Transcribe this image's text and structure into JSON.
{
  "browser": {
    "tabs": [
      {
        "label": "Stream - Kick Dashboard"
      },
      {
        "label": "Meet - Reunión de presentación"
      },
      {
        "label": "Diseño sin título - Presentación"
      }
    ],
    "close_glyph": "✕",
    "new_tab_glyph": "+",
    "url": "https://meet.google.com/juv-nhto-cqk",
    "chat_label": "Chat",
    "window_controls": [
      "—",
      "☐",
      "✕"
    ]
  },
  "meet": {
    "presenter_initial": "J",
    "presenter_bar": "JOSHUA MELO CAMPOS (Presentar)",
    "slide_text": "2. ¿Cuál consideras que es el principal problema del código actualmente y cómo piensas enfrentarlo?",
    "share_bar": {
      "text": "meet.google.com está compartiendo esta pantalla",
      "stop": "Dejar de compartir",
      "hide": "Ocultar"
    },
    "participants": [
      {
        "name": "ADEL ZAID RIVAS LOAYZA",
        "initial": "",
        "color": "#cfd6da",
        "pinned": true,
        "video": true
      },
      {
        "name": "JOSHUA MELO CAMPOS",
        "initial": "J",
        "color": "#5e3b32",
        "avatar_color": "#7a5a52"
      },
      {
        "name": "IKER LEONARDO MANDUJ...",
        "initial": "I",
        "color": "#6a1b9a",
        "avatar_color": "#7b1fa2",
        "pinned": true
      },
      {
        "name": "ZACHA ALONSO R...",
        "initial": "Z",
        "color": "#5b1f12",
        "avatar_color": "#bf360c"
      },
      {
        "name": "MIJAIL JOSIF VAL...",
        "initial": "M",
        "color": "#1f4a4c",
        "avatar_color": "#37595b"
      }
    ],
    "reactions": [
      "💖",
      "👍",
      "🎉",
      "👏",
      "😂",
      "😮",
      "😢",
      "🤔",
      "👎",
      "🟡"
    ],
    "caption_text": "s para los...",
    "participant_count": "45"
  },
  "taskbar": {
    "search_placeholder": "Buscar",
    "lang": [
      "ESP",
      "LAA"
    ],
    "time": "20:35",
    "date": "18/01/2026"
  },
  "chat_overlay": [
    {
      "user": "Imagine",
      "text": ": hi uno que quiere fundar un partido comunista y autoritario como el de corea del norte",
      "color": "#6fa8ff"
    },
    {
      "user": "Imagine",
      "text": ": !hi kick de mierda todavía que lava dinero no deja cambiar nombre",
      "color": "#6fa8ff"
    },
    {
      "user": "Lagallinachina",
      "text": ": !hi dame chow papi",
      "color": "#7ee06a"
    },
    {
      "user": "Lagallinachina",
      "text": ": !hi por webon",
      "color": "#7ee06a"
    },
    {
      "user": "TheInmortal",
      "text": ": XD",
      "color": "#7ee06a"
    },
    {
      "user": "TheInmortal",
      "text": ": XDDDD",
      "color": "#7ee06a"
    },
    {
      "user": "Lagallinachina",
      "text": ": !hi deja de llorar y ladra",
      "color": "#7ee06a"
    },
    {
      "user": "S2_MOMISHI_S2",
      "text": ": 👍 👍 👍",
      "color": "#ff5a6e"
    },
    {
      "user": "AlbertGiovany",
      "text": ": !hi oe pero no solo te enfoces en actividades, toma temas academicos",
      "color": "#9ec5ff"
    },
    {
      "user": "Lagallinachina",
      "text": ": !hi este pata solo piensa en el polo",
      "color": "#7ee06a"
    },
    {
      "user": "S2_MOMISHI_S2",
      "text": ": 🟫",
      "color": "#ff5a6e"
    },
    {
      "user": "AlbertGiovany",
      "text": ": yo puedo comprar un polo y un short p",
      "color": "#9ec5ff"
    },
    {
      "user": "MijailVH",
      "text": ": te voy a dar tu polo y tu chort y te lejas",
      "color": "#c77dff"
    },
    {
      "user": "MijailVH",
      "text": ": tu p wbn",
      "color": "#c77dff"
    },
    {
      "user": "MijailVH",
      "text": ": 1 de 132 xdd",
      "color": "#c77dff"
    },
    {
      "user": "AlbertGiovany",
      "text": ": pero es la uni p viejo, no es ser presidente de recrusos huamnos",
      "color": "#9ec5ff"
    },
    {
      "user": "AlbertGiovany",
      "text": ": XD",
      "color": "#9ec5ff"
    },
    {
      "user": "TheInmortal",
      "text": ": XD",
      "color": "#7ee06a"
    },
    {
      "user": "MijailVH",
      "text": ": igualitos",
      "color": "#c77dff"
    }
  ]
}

◆ TASK INSTRUCTIONS ◆
Extract all of the data shown above without alteration.

◆ SOLUTION TO THIS TASK ◆
Transcribe this image's text and structure into JSON.
{
  "browser": {
    "tabs": [
      {
        "label": "Stream - Kick Dashboard"
      },
      {
        "label": "Meet - Reunión de presentación"
      },
      {
        "label": "Diseño sin título - Presentación"
      }
    ],
    "close_glyph": "✕",
    "new_tab_glyph": "+",
    "url": "https://meet.google.com/juv-nhto-cqk",
    "chat_label": "Chat",
    "window_controls": [
      "—",
      "☐",
      "✕"
    ]
  },
  "meet": {
    "presenter_initial": "J",
    "presenter_bar": "JOSHUA MELO CAMPOS (Presentar)",
    "slide_text": "2. ¿Cuál consideras que es el principal problema del código actualmente y cómo piensas enfrentarlo?",
    "share_bar": {
      "text": "meet.google.com está compartiendo esta pantalla",
      "stop": "Dejar de compartir",
      "hide": "Ocultar"
    },
    "participants": [
      {
        "name": "ADEL ZAID RIVAS LOAYZA",
        "initial": "",
        "color": "#cfd6da",
        "pinned": true,
        "video": true
      },
      {
        "name": "JOSHUA MELO CAMPOS",
        "initial": "J",
        "color": "#5e3b32",
        "avatar_color": "#7a5a52"
      },
      {
        "name": "IKER LEONARDO MANDUJ...",
        "initial": "I",
        "color": "#6a1b9a",
        "avatar_color": "#7b1fa2",
        "pinned": true
      },
      {
        "name": "ZACHA ALONSO R...",
        "initial": "Z",
        "color": "#5b1f12",
        "avatar_color": "#bf360c"
      },
      {
        "name": "MIJAIL JOSIF VAL...",
        "initial": "M",
        "color": "#1f4a4c",
        "avatar_color": "#37595b"
      }
    ],
    "reactions": [
      "💖",
      "👍",
      "🎉",
      "👏",
      "😂",
      "😮",
      "😢",
      "🤔",
      "👎",
      "🟡"
    ],
    "caption_text": "s para los...",
    "participant_count": "45"
  },
  "taskbar": {
    "search_placeholder": "Buscar",
    "lang": [
      "ESP",
      "LAA"
    ],
    "time": "20:35",
    "date": "18/01/2026"
  },
  "chat_overlay": [
    {
      "user": "Imagine",
      "text": ": hi uno que quiere fundar un partido comunista y autoritario como el de corea del norte",
      "color": "#6fa8ff"
    },
    {
      "user": "Imagine",
      "text": ": !hi kick de mierda todavía que lava dinero no deja cambiar nombre",
      "color": "#6fa8ff"
    },
    {
      "user": "Lagallinachina",
      "text": ": !hi dame chow papi",
      "color": "#7ee06a"
    },
    {
      "user": "Lagallinachina",
      "text": ": !hi por webon",
      "color": "#7ee06a"
    },
    {
      "user": "TheInmortal",
      "text": ": XD",
      "color": "#7ee06a"
    },
    {
      "user": "TheInmortal",
      "text": ": XDDDD",
      "color": "#7ee06a"
    },
    {
      "user": "Lagallinachina",
      "text": ": !hi deja de llorar y ladra",
      "color": "#7ee06a"
    },
    {
      "user": "S2_MOMISHI_S2",
      "text": ": 👍 👍 👍",
      "color": "#ff5a6e"
    },
    {
      "user": "AlbertGiovany",
      "text": ": !hi oe pero no solo te enfoces en actividades, toma temas academicos",
      "color": "#9ec5ff"
    },
    {
      "user": "Lagallinachina",
      "text": ": !hi este pata solo piensa en el polo",
      "color": "#7ee06a"
    },
    {
      "user": "S2_MOMISHI_S2",
      "text": ": 🟫",
      "color": "#ff5a6e"
    },
    {
      "user": "AlbertGiovany",
      "text": ": yo puedo comprar un polo y un short p",
      "color": "#9ec5ff"
    },
    {
      "user": "MijailVH",
      "text": ": te voy a dar tu polo y tu chort y te lejas",
      "color": "#c77dff"
    },
    {
      "user": "MijailVH",
      "text": ": tu p wbn",
      "color": "#c77dff"
    },
    {
      "user": "MijailVH",
      "text": ": 1 de 132 xdd",
      "color": "#c77dff"
    },
    {
      "user": "AlbertGiovany",
      "text": ": pero es la uni p viejo, no es ser presidente de recrusos huamnos",
      "color": "#9ec5ff"
    },
    {
      "user": "AlbertGiovany",
      "text": ": XD",
      "color": "#9ec5ff"
    },
    {
      "user": "TheInmortal",
      "text": ": XD",
      "color": "#7ee06a"
    },
    {
      "user": "MijailVH",
      "text": ": igualitos",
      "color": "#c77dff"
    }
  ]
}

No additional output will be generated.